* Begin *
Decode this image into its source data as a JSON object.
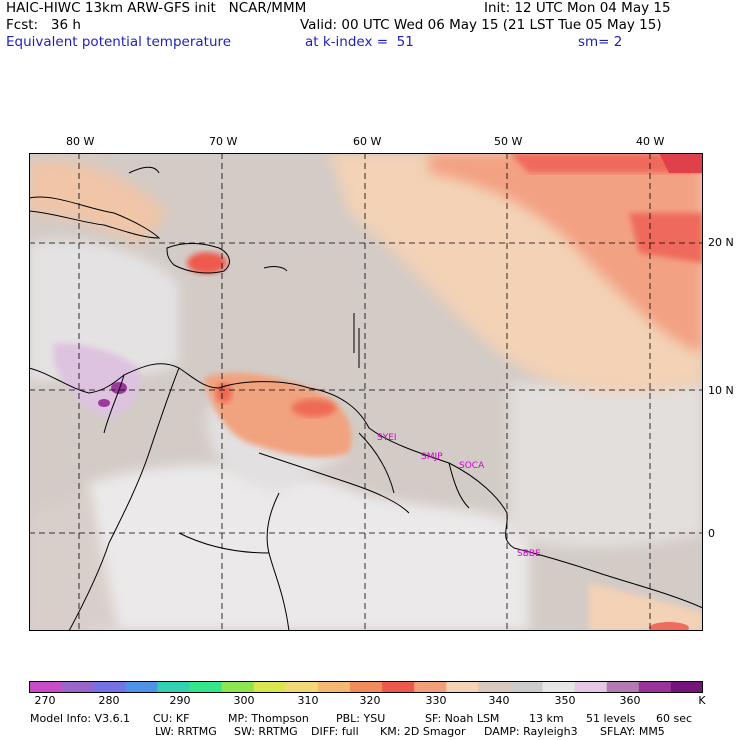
{
  "header": {
    "line1_left": "HAIC-HIWC 13km ARW-GFS init   NCAR/MMM",
    "line1_right": "Init: 12 UTC Mon 04 May 15",
    "line2_left": "Fcst:   36 h",
    "line2_right": "Valid: 00 UTC Wed 06 May 15 (21 LST Tue 05 May 15)",
    "line3_left": "Equivalent potential temperature",
    "line3_mid": "at k-index =  51",
    "line3_right": "sm= 2"
  },
  "map": {
    "lon_labels": [
      "80 W",
      "70 W",
      "60 W",
      "50 W",
      "40 W"
    ],
    "lat_labels": [
      "20 N",
      "10 N",
      "0"
    ],
    "stations": [
      "SYEI",
      "SMJP",
      "SOCA",
      "SBBE"
    ]
  },
  "colorbar": {
    "labels": [
      "270",
      "280",
      "290",
      "300",
      "310",
      "320",
      "330",
      "340",
      "350",
      "360",
      "K"
    ],
    "colors": [
      "#c84cc8",
      "#9966cc",
      "#7373e6",
      "#4d94e6",
      "#33d1b3",
      "#33e68c",
      "#8ce64d",
      "#d9e64d",
      "#f2d973",
      "#f5b870",
      "#f08c5a",
      "#ed5a4d",
      "#f2a07a",
      "#f5d3b5",
      "#d9c8bc",
      "#cccccc",
      "#e6e6e6",
      "#e6c8e6",
      "#b37ab3",
      "#993399",
      "#73147a"
    ]
  },
  "info": {
    "line1": [
      "Model Info: V3.6.1",
      "CU: KF",
      "MP: Thompson",
      "PBL: YSU",
      "SF: Noah LSM",
      "13 km",
      "51 levels",
      "60 sec"
    ],
    "line2": [
      "LW: RRTMG",
      "SW: RRTMG",
      "DIFF: full",
      "KM: 2D Smagor",
      "DAMP: Rayleigh3",
      "SFLAY: MM5"
    ]
  }
}
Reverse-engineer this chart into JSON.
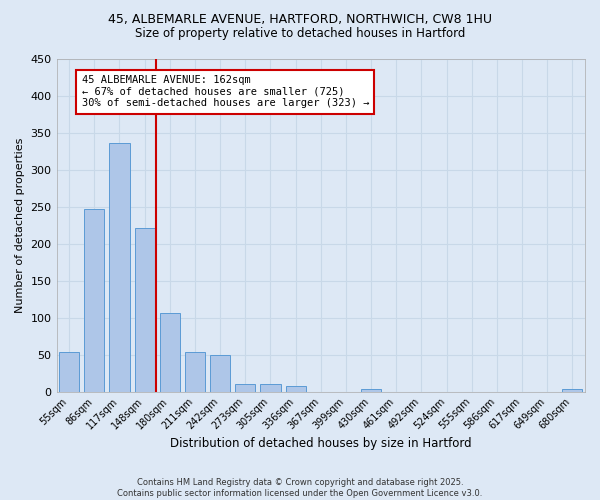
{
  "title1": "45, ALBEMARLE AVENUE, HARTFORD, NORTHWICH, CW8 1HU",
  "title2": "Size of property relative to detached houses in Hartford",
  "xlabel": "Distribution of detached houses by size in Hartford",
  "ylabel": "Number of detached properties",
  "categories": [
    "55sqm",
    "86sqm",
    "117sqm",
    "148sqm",
    "180sqm",
    "211sqm",
    "242sqm",
    "273sqm",
    "305sqm",
    "336sqm",
    "367sqm",
    "399sqm",
    "430sqm",
    "461sqm",
    "492sqm",
    "524sqm",
    "555sqm",
    "586sqm",
    "617sqm",
    "649sqm",
    "680sqm"
  ],
  "values": [
    53,
    247,
    336,
    222,
    107,
    53,
    49,
    10,
    10,
    8,
    0,
    0,
    3,
    0,
    0,
    0,
    0,
    0,
    0,
    0,
    3
  ],
  "bar_color": "#aec6e8",
  "bar_edge_color": "#5b9bd5",
  "bar_width": 0.8,
  "ylim": [
    0,
    450
  ],
  "yticks": [
    0,
    50,
    100,
    150,
    200,
    250,
    300,
    350,
    400,
    450
  ],
  "property_line_color": "#cc0000",
  "annotation_text": "45 ALBEMARLE AVENUE: 162sqm\n← 67% of detached houses are smaller (725)\n30% of semi-detached houses are larger (323) →",
  "box_color": "#ffffff",
  "box_edge_color": "#cc0000",
  "grid_color": "#c8d8e8",
  "background_color": "#dde8f5",
  "footer_text": "Contains HM Land Registry data © Crown copyright and database right 2025.\nContains public sector information licensed under the Open Government Licence v3.0."
}
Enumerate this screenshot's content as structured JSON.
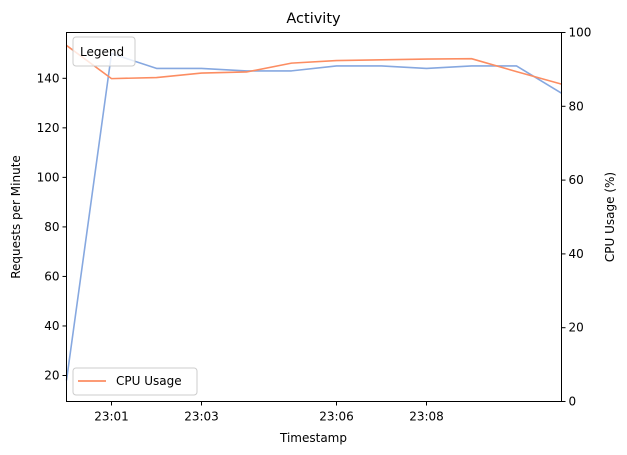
{
  "chart_data": {
    "type": "line",
    "title": "Activity",
    "xlabel": "Timestamp",
    "ylabel_left": "Requests per Minute",
    "ylabel_right": "CPU Usage (%)",
    "x": [
      "23:00",
      "23:01",
      "23:02",
      "23:03",
      "23:04",
      "23:05",
      "23:06",
      "23:07",
      "23:08",
      "23:09",
      "23:10",
      "23:11"
    ],
    "x_ticks": [
      "23:01",
      "23:03",
      "23:06",
      "23:08"
    ],
    "ylim_left": [
      9.5,
      158.5
    ],
    "yticks_left": [
      20,
      40,
      60,
      80,
      100,
      120,
      140
    ],
    "ylim_right": [
      0,
      100
    ],
    "yticks_right": [
      0,
      20,
      40,
      60,
      80,
      100
    ],
    "series": [
      {
        "axis": "left",
        "color": "#86a8e0",
        "values": [
          18,
          150,
          144,
          144,
          143,
          143,
          145,
          145,
          144,
          145,
          145,
          134
        ]
      },
      {
        "axis": "right",
        "name": "CPU Usage",
        "color": "#fc8d62",
        "values": [
          96.5,
          87.5,
          87.8,
          89.0,
          89.3,
          91.7,
          92.4,
          92.6,
          92.8,
          92.9,
          89.4,
          86.0
        ]
      }
    ],
    "legend": {
      "title": "Legend",
      "title_position": "top-left",
      "entries_position": "bottom-left"
    },
    "grid": false
  }
}
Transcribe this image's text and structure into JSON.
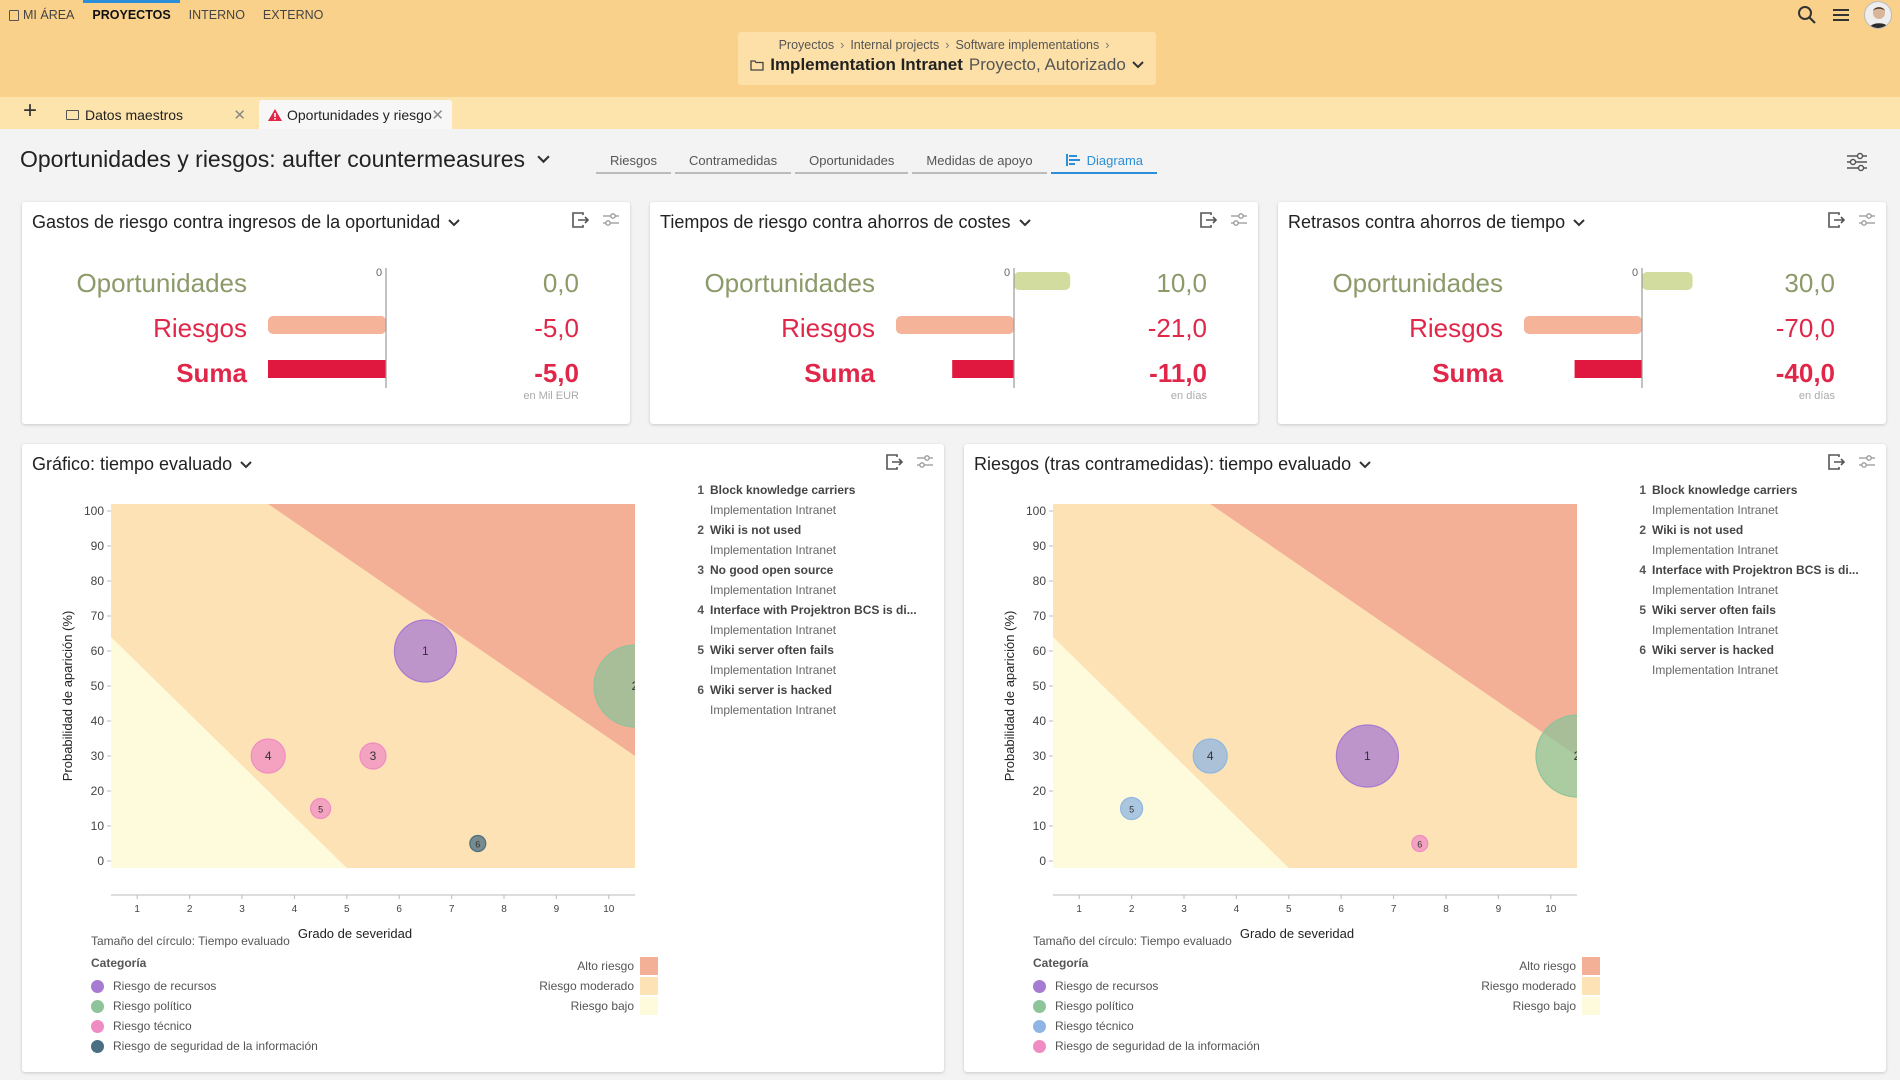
{
  "nav": {
    "items": [
      {
        "label": "MI ÁREA",
        "active": false
      },
      {
        "label": "PROYECTOS",
        "active": true
      },
      {
        "label": "INTERNO",
        "active": false
      },
      {
        "label": "EXTERNO",
        "active": false
      }
    ]
  },
  "context": {
    "breadcrumbs": [
      "Proyectos",
      "Internal projects",
      "Software implementations"
    ],
    "title": "Implementation Intranet",
    "subtitle": "Proyecto, Autorizado"
  },
  "doc_tabs": [
    {
      "label": "Datos maestros"
    },
    {
      "label": "Oportunidades y riesgo"
    }
  ],
  "page": {
    "title": "Oportunidades y riesgos: aufter countermeasures",
    "subtabs": [
      "Riesgos",
      "Contramedidas",
      "Oportunidades",
      "Medidas de apoyo",
      "Diagrama"
    ],
    "active_subtab": "Diagrama"
  },
  "colors": {
    "topbar": "#fad18a",
    "accent": "#2a8fd8",
    "opp": "#8c9a6a",
    "risk": "#e0274a",
    "opp_bar": "#d2dc9e",
    "risk_bar": "#f5b39a",
    "sum_bar": "#e0183f",
    "high": "#f3b096",
    "moderate": "#fde2b6",
    "low": "#fefadc"
  },
  "kpis": [
    {
      "title": "Gastos de riesgo contra ingresos de la oportunidad",
      "labels": {
        "opp": "Oportunidades",
        "risk": "Riesgos",
        "sum": "Suma"
      },
      "zero_label": "0",
      "values": {
        "opp": "0,0",
        "risk": "-5,0",
        "sum": "-5,0"
      },
      "numbers": {
        "opp": 0,
        "risk": -5,
        "sum": -5,
        "max": 5
      },
      "unit": "en Mil EUR"
    },
    {
      "title": "Tiempos de riesgo contra ahorros de costes",
      "labels": {
        "opp": "Oportunidades",
        "risk": "Riesgos",
        "sum": "Suma"
      },
      "zero_label": "0",
      "values": {
        "opp": "10,0",
        "risk": "-21,0",
        "sum": "-11,0"
      },
      "numbers": {
        "opp": 10,
        "risk": -21,
        "sum": -11,
        "max": 21
      },
      "unit": "en días"
    },
    {
      "title": "Retrasos contra ahorros de tiempo",
      "labels": {
        "opp": "Oportunidades",
        "risk": "Riesgos",
        "sum": "Suma"
      },
      "zero_label": "0",
      "values": {
        "opp": "30,0",
        "risk": "-70,0",
        "sum": "-40,0"
      },
      "numbers": {
        "opp": 30,
        "risk": -70,
        "sum": -40,
        "max": 70
      },
      "unit": "en días"
    }
  ],
  "charts": [
    {
      "title": "Gráfico: tiempo evaluado",
      "list": [
        {
          "num": "1",
          "name": "Block knowledge carriers",
          "sub": "Implementation Intranet"
        },
        {
          "num": "2",
          "name": "Wiki is not used",
          "sub": "Implementation Intranet"
        },
        {
          "num": "3",
          "name": "No good open source",
          "sub": "Implementation Intranet"
        },
        {
          "num": "4",
          "name": "Interface with Projektron BCS is di...",
          "sub": "Implementation Intranet"
        },
        {
          "num": "5",
          "name": "Wiki server often fails",
          "sub": "Implementation Intranet"
        },
        {
          "num": "6",
          "name": "Wiki server is hacked",
          "sub": "Implementation Intranet"
        }
      ],
      "legend": {
        "circle_note": "Tamaño del círculo: Tiempo evaluado",
        "category_header": "Categoría",
        "categories": [
          {
            "name": "Riesgo de recursos",
            "color": "#a77bd1"
          },
          {
            "name": "Riesgo político",
            "color": "#8fc39a"
          },
          {
            "name": "Riesgo técnico",
            "color": "#ef8cc3"
          },
          {
            "name": "Riesgo de seguridad de la información",
            "color": "#4a6e82"
          }
        ],
        "risk_levels": [
          {
            "name": "Alto riesgo",
            "color": "#f3b096"
          },
          {
            "name": "Riesgo moderado",
            "color": "#fde2b6"
          },
          {
            "name": "Riesgo bajo",
            "color": "#fefadc"
          }
        ]
      },
      "chart_data": {
        "type": "scatter",
        "xlabel": "Grado de severidad",
        "ylabel": "Probabilidad de aparición (%)",
        "xticks": [
          1,
          2,
          3,
          4,
          5,
          6,
          7,
          8,
          9,
          10
        ],
        "yticks": [
          0,
          10,
          20,
          30,
          40,
          50,
          60,
          70,
          80,
          90,
          100
        ],
        "xlim": [
          0,
          10
        ],
        "ylim": [
          -2,
          102
        ],
        "points": [
          {
            "label": "1",
            "x": 6,
            "y": 60,
            "r": 31,
            "color": "#a77bd1"
          },
          {
            "label": "2",
            "x": 10,
            "y": 50,
            "r": 41,
            "color": "#8fc39a"
          },
          {
            "label": "3",
            "x": 5,
            "y": 30,
            "r": 13,
            "color": "#ef8cc3"
          },
          {
            "label": "4",
            "x": 3,
            "y": 30,
            "r": 17,
            "color": "#ef8cc3"
          },
          {
            "label": "5",
            "x": 4,
            "y": 15,
            "r": 10,
            "color": "#ef8cc3"
          },
          {
            "label": "6",
            "x": 7,
            "y": 5,
            "r": 8,
            "color": "#4a6e82"
          }
        ]
      }
    },
    {
      "title": "Riesgos (tras contramedidas): tiempo evaluado",
      "list": [
        {
          "num": "1",
          "name": "Block knowledge carriers",
          "sub": "Implementation Intranet"
        },
        {
          "num": "2",
          "name": "Wiki is not used",
          "sub": "Implementation Intranet"
        },
        {
          "num": "4",
          "name": "Interface with Projektron BCS is di...",
          "sub": "Implementation Intranet"
        },
        {
          "num": "5",
          "name": "Wiki server often fails",
          "sub": "Implementation Intranet"
        },
        {
          "num": "6",
          "name": "Wiki server is hacked",
          "sub": "Implementation Intranet"
        }
      ],
      "legend": {
        "circle_note": "Tamaño del círculo: Tiempo evaluado",
        "category_header": "Categoría",
        "categories": [
          {
            "name": "Riesgo de recursos",
            "color": "#a77bd1"
          },
          {
            "name": "Riesgo político",
            "color": "#8fc39a"
          },
          {
            "name": "Riesgo técnico",
            "color": "#8fb6e2"
          },
          {
            "name": "Riesgo de seguridad de la información",
            "color": "#ef8cc3"
          }
        ],
        "risk_levels": [
          {
            "name": "Alto riesgo",
            "color": "#f3b096"
          },
          {
            "name": "Riesgo moderado",
            "color": "#fde2b6"
          },
          {
            "name": "Riesgo bajo",
            "color": "#fefadc"
          }
        ]
      },
      "chart_data": {
        "type": "scatter",
        "xlabel": "Grado de severidad",
        "ylabel": "Probabilidad de aparición (%)",
        "xticks": [
          1,
          2,
          3,
          4,
          5,
          6,
          7,
          8,
          9,
          10
        ],
        "yticks": [
          0,
          10,
          20,
          30,
          40,
          50,
          60,
          70,
          80,
          90,
          100
        ],
        "xlim": [
          0,
          10
        ],
        "ylim": [
          -2,
          102
        ],
        "points": [
          {
            "label": "1",
            "x": 6,
            "y": 30,
            "r": 31,
            "color": "#a77bd1"
          },
          {
            "label": "2",
            "x": 10,
            "y": 30,
            "r": 41,
            "color": "#8fc39a"
          },
          {
            "label": "4",
            "x": 3,
            "y": 30,
            "r": 17,
            "color": "#8fb6e2"
          },
          {
            "label": "5",
            "x": 1.5,
            "y": 15,
            "r": 11,
            "color": "#8fb6e2"
          },
          {
            "label": "6",
            "x": 7,
            "y": 5,
            "r": 8,
            "color": "#ef8cc3"
          }
        ]
      }
    }
  ]
}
* End *
AIM OF THE EXERCISE: Pull out each line of the listing that holds the string "AVENUE".

PROBLEM SOLUTION:
  "title1": "45, ALBEMARLE AVENUE, HARTFORD, NORTHWICH, CW8 1HU",
  "annotation_text": "45 ALBEMARLE AVENUE: 162sqm\n← 67% of detached houses are smaller (725)\n30% of semi-detached houses are larger (323) →",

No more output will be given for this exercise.